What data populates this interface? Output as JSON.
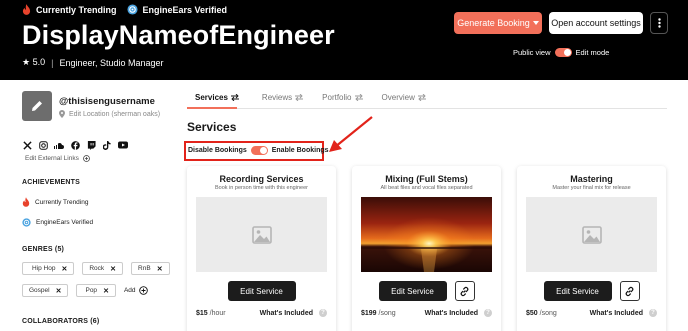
{
  "header": {
    "badges": [
      {
        "label": "Currently Trending",
        "icon": "flame-icon"
      },
      {
        "label": "EngineEars Verified",
        "icon": "verified-icon"
      }
    ],
    "display_name": "DisplayNameofEngineer",
    "rating": "★ 5.0",
    "separator": "|",
    "roles": "Engineer, Studio Manager",
    "generate_booking_label": "Generate Booking",
    "open_settings_label": "Open account settings",
    "public_view_label": "Public view",
    "edit_mode_label": "Edit mode"
  },
  "profile": {
    "username": "@thisisengusername",
    "location": "Edit Location (sherman oaks)",
    "socials": [
      "x-icon",
      "instagram-icon",
      "soundcloud-icon",
      "facebook-icon",
      "twitch-icon",
      "tiktok-icon",
      "youtube-icon"
    ],
    "edit_links_label": "Edit External Links"
  },
  "achievements": {
    "heading": "ACHIEVEMENTS",
    "items": [
      {
        "label": "Currently Trending",
        "icon": "flame-icon"
      },
      {
        "label": "EngineEars Verified",
        "icon": "verified-icon"
      }
    ]
  },
  "genres": {
    "heading": "GENRES (5)",
    "items": [
      "Hip Hop",
      "Rock",
      "RnB",
      "Gospel",
      "Pop"
    ],
    "add_label": "Add"
  },
  "collaborators": {
    "heading": "COLLABORATORS (6)"
  },
  "tabs": [
    "Services",
    "Reviews",
    "Portfolio",
    "Overview"
  ],
  "services_heading": "Services",
  "bookings": {
    "disable_label": "Disable Bookings",
    "enable_label": "Enable Bookings"
  },
  "cards": [
    {
      "title": "Recording Services",
      "desc": "Book in person time with this engineer",
      "edit_label": "Edit Service",
      "price": "$15",
      "unit": "/hour",
      "included_label": "What's Included",
      "has_image": false,
      "has_link": false
    },
    {
      "title": "Mixing (Full Stems)",
      "desc": "All beat files and vocal files separated",
      "edit_label": "Edit Service",
      "price": "$199",
      "unit": "/song",
      "included_label": "What's Included",
      "has_image": true,
      "has_link": true
    },
    {
      "title": "Mastering",
      "desc": "Master your final mix for release",
      "edit_label": "Edit Service",
      "price": "$50",
      "unit": "/song",
      "included_label": "What's Included",
      "has_image": false,
      "has_link": true
    }
  ],
  "colors": {
    "accent": "#f2705a",
    "annotation": "#e2231a",
    "header_bg": "#000000"
  }
}
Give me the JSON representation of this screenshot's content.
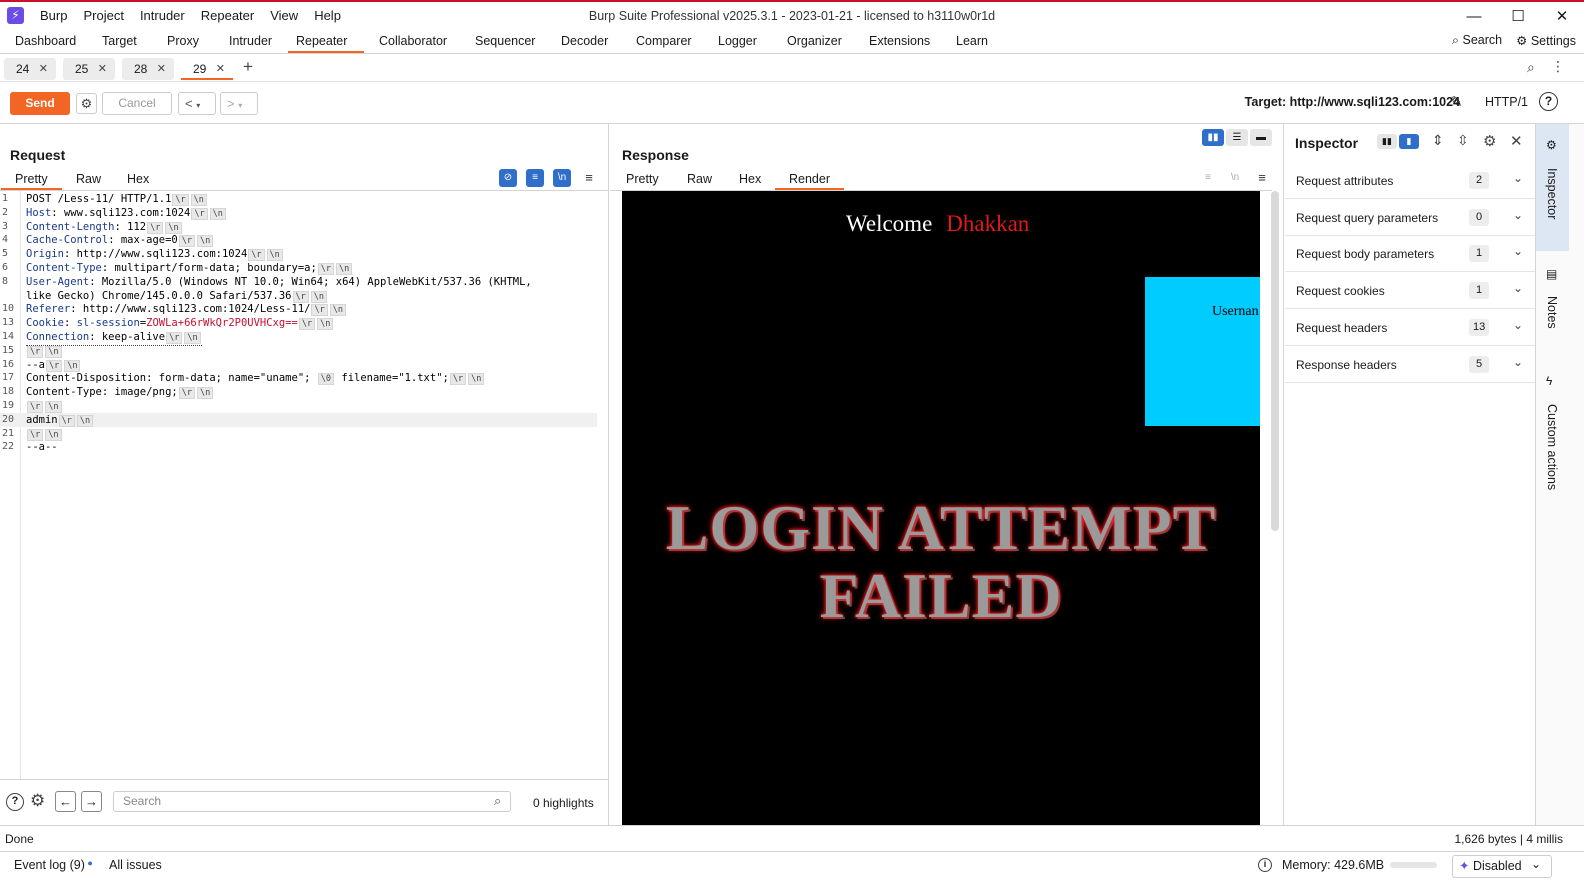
{
  "window": {
    "title": "Burp Suite Professional v2025.3.1 - 2023-01-21 - licensed to h3110w0r1d",
    "menu": [
      "Burp",
      "Project",
      "Intruder",
      "Repeater",
      "View",
      "Help"
    ]
  },
  "main_tabs": [
    "Dashboard",
    "Target",
    "Proxy",
    "Intruder",
    "Repeater",
    "Collaborator",
    "Sequencer",
    "Decoder",
    "Comparer",
    "Logger",
    "Organizer",
    "Extensions",
    "Learn"
  ],
  "main_tab_active": "Repeater",
  "top_right": {
    "search": "Search",
    "settings": "Settings"
  },
  "repeater_tabs": [
    "24",
    "25",
    "28",
    "29"
  ],
  "repeater_tab_active": "29",
  "toolbar": {
    "send": "Send",
    "cancel": "Cancel",
    "target": "Target: http://www.sqli123.com:1024",
    "http": "HTTP/1"
  },
  "request": {
    "title": "Request",
    "tabs": [
      "Pretty",
      "Raw",
      "Hex"
    ],
    "active_tab": "Pretty",
    "lines": [
      {
        "n": "1",
        "key": "",
        "val": "POST /Less-11/ HTTP/1.1"
      },
      {
        "n": "2",
        "key": "Host",
        "val": "www.sqli123.com:1024"
      },
      {
        "n": "3",
        "key": "Content-Length",
        "val": "112"
      },
      {
        "n": "4",
        "key": "Cache-Control",
        "val": "max-age=0"
      },
      {
        "n": "5",
        "key": "Origin",
        "val": "http://www.sqli123.com:1024"
      },
      {
        "n": "6",
        "key": "Content-Type",
        "val": "multipart/form-data; boundary=a;"
      },
      {
        "n": "8",
        "key": "User-Agent",
        "val": "Mozilla/5.0 (Windows NT 10.0; Win64; x64) AppleWebKit/537.36 (KHTML,"
      },
      {
        "n": "",
        "key": "",
        "val": "like Gecko) Chrome/145.0.0.0 Safari/537.36"
      },
      {
        "n": "10",
        "key": "Referer",
        "val": "http://www.sqli123.com:1024/Less-11/"
      },
      {
        "n": "13",
        "key": "Cookie",
        "val": "sl-session=ZOWLa+66rWkQr2P0UVHCxg=="
      },
      {
        "n": "14",
        "key": "Connection",
        "val": "keep-alive"
      },
      {
        "n": "15",
        "key": "",
        "val": ""
      },
      {
        "n": "16",
        "key": "",
        "val": "--a"
      },
      {
        "n": "17",
        "key": "",
        "val": "Content-Disposition: form-data; name=\"uname\";"
      },
      {
        "n": "18",
        "key": "",
        "val": "Content-Type: image/png;"
      },
      {
        "n": "19",
        "key": "",
        "val": ""
      },
      {
        "n": "20",
        "key": "",
        "val": "admin"
      },
      {
        "n": "21",
        "key": "",
        "val": ""
      },
      {
        "n": "22",
        "key": "",
        "val": "--a--"
      }
    ],
    "filename_fragment": "filename=\"1.txt\";",
    "null_token": "\\0",
    "cr_token": "\\r",
    "lf_token": "\\n",
    "search_placeholder": "Search",
    "highlights": "0 highlights"
  },
  "response": {
    "title": "Response",
    "tabs": [
      "Pretty",
      "Raw",
      "Hex",
      "Render"
    ],
    "active_tab": "Render",
    "render": {
      "welcome": "Welcome",
      "user": "Dhakkan",
      "username_label": "Usernan",
      "line1": "LOGIN ATTEMPT",
      "line2": "FAILED"
    }
  },
  "inspector": {
    "title": "Inspector",
    "rows": [
      {
        "label": "Request attributes",
        "count": "2"
      },
      {
        "label": "Request query parameters",
        "count": "0"
      },
      {
        "label": "Request body parameters",
        "count": "1"
      },
      {
        "label": "Request cookies",
        "count": "1"
      },
      {
        "label": "Request headers",
        "count": "13"
      },
      {
        "label": "Response headers",
        "count": "5"
      }
    ]
  },
  "rail": [
    "Inspector",
    "Notes",
    "Custom actions"
  ],
  "status": {
    "left": "Done",
    "right": "1,626 bytes | 4 millis"
  },
  "bottom": {
    "event_log": "Event log (9)",
    "all_issues": "All issues",
    "memory": "Memory: 429.6MB",
    "disabled": "Disabled"
  },
  "colors": {
    "accent": "#f26522",
    "cyan_box": "#00ccff",
    "dhakkan": "#e41818"
  }
}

=====

Show every line from the listing above in which the string "Type" appears.

        "key": "Content-Type",
        "val": "Content-Type: image/png;"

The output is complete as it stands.